■ **Extract to read**
Adidas puts foot down
Patent disputes appear to be increasingly afoot in the sneaker industry. Adidas recently sued Skechers in the District of Oregon, claiming its patented technology of a “Springblade” shoe has been infringed, reports Forbes.
Skechers’ Mega Flex shoe shares similarities with Adidas’ Springblade shoe, released in 2013.
Both have turned blades on the bottom designed to propel runners forward.
Nike earlier this year also sued Skechers for allegedly copying sneaker designs. Skechers took the fight to the Patent Trial and Appeal Board, filing eight petitions challenging Nike’s design patents.
Adidas also recently filed three petitions challenging Nike patents.
A first for Guangzhou IP Court
|Guangzhou IP Court, as of December 31 2015|
|Number of |
|Number of cases closed|
|Civil case||1st instance||2,880||720||139||554|
|Source: Jiaquan IP Law|
The Guangzhou IP Court in China has issued what is believed to be its first preliminary injunction in a patent infringement case.
According to The Fashion Law, the court ordered Guangzhou Wentan Trading to cease making and selling nine models of Louboutin lipstick that the luxury fashion brand claimed infringed its design patents for lipstick cases.
The Guangzhou IP Court was established in December 2014, and is one of three IP courts in China, along with Beijing and Shanghai.
According to an update from Jiaquan IP Law, the court has had a high number of IP cases, with 4,940 cases accepted by the end of 2015, with 3,393 of those cases closed.
More than 200 of the cases had a party from Hong Kong, Macau, Taiwan or foreign countries, with 83 of those cases involving US entities while “a couple of cases involve British, French and Japanese entities,” according to Jiaquan IP Law.
Yahoo’s serious severity issues
Yahoo may struggle to sell its patent portfolio, according to a recent report. A survey by TurboPatent estimated that 44% of its patents have “high severity” issues, reports Fortune.
TurboPatent analysed 1,757 Yahoo patents and 896 patent applications in the Excalibur portfolio.
“TurboPatent's analysis found Yahoo!'s Excalibur patent portfolio contains a much higher percentage of potentially worthless patents than the average patent portfolio,” said the company in a statement. In contrast, it said roughly 30% of the average patent portfolio of large corporations is worthless. An executive summary of the report can be viewed here.
Yahoo today revealed a $440 million loss in the second quarter, according to the BBC.

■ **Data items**
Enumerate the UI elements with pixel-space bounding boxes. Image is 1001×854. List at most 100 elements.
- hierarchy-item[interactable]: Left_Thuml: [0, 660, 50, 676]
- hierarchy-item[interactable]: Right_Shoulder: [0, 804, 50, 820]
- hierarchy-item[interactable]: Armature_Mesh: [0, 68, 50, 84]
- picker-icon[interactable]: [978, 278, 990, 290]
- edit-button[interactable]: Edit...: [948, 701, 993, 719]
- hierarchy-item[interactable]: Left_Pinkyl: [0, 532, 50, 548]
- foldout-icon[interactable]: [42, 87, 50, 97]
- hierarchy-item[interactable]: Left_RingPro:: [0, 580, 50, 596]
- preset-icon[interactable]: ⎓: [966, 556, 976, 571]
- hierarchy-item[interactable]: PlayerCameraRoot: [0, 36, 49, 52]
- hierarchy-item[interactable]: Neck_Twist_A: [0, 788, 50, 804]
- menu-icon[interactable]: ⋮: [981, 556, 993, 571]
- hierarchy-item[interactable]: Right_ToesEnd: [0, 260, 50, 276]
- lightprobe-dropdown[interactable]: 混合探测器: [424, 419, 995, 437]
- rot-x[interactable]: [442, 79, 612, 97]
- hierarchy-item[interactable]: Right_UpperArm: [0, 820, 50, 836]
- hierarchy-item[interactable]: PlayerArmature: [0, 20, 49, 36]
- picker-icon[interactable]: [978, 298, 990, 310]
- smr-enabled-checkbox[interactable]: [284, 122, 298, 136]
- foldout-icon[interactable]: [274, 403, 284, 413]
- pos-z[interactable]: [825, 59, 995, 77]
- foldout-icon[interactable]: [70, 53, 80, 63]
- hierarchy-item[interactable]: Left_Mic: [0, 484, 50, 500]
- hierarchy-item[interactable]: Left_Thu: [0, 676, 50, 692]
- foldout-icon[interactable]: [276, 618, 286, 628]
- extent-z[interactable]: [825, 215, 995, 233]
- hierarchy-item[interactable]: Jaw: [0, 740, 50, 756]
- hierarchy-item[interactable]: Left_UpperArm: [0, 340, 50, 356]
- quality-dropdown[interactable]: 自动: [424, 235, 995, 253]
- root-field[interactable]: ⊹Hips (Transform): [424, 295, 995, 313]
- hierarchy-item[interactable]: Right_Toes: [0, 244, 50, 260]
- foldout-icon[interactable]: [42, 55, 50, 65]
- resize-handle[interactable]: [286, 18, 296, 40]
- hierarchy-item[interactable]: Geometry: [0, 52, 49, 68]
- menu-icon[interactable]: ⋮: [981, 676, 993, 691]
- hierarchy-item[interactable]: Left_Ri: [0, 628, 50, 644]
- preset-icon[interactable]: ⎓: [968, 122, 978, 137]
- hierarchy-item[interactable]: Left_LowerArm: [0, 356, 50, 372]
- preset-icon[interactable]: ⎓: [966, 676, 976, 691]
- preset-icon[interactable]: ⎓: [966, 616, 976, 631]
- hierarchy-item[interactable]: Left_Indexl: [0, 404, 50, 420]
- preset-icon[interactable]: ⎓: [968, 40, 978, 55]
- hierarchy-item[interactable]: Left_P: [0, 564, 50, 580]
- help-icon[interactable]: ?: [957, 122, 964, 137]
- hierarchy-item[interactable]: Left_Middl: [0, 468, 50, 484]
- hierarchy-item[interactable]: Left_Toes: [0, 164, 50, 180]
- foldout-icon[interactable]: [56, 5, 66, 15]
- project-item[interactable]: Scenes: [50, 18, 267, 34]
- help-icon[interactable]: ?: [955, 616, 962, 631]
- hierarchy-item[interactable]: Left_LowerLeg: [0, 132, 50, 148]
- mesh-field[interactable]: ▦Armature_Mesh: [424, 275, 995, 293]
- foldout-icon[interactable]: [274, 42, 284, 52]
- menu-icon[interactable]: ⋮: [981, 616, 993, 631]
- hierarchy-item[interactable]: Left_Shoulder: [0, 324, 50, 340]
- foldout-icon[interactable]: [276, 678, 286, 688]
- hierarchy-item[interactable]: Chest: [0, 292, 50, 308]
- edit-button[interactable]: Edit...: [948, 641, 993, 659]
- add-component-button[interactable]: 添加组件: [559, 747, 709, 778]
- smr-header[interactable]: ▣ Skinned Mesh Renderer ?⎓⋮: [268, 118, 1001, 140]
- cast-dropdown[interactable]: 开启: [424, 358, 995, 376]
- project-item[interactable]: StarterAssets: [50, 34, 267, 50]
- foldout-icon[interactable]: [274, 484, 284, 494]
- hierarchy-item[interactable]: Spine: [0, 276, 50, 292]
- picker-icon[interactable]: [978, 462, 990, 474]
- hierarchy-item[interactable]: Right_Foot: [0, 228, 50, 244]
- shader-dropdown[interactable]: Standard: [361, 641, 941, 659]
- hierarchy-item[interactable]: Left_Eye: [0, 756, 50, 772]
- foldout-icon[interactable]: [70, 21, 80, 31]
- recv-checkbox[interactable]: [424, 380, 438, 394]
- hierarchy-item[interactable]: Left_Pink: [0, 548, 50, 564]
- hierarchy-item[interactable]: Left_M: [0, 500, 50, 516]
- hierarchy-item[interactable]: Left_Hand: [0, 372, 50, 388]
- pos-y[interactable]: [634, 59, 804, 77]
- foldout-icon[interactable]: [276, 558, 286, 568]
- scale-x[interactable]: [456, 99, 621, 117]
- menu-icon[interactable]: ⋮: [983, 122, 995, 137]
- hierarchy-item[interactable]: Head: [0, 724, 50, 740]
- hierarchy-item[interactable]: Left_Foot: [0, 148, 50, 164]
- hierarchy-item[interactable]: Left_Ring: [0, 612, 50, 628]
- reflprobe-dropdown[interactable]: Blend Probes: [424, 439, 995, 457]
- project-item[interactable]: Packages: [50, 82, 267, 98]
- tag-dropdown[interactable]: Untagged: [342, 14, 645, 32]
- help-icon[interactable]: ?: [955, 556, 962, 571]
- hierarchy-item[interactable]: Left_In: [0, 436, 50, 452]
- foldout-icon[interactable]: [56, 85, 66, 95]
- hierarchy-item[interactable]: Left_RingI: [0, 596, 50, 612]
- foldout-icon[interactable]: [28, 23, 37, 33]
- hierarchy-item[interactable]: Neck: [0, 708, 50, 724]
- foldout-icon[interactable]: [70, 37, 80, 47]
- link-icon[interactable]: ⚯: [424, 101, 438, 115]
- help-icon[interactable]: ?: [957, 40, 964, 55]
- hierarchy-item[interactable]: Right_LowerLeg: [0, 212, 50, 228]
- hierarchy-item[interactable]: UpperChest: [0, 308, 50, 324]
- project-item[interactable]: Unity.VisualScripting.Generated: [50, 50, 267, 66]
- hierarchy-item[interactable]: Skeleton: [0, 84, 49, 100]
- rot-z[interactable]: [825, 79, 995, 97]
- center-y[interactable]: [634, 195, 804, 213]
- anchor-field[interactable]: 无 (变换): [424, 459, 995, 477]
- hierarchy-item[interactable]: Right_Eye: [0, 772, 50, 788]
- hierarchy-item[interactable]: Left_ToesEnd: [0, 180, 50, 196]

■ **Brief A**
According to the patent news roundup, when was the Guangzhou IP Court established?
■ **Brief B**
Write out everything in the patent news roundup from "According to The Fashion" down to "those cases closed.".
■ **Brief C**
Rewrite the paragraph of the patent news roundup that begins "More than 200 of the cases" as a short list, keeping its main facts.

■ **Final answer A**
It was established in December 2014.

■ **Final answer B**
According to The Fashion Law, the court ordered Guangzhou Wentan Trading to cease making and selling nine models of Louboutin lipstick that the luxury fashion brand claimed infringed its design patents for lipstick cases.
The Guangzhou IP Court was established in December 2014, and is one of three IP courts in China, along with Beijing and Shanghai.
According to an update from Jiaquan IP Law, the court has had a high number of IP cases, with 4,940 cases accepted by the end of 2015, with 3,393 of those cases closed.

■ **Final answer C**
- More than 200 cases had a party from Hong Kong, Macau, Taiwan or foreign countries.
- 83 of those cases involved US entities.
- A couple of cases involved British, French and Japanese entities.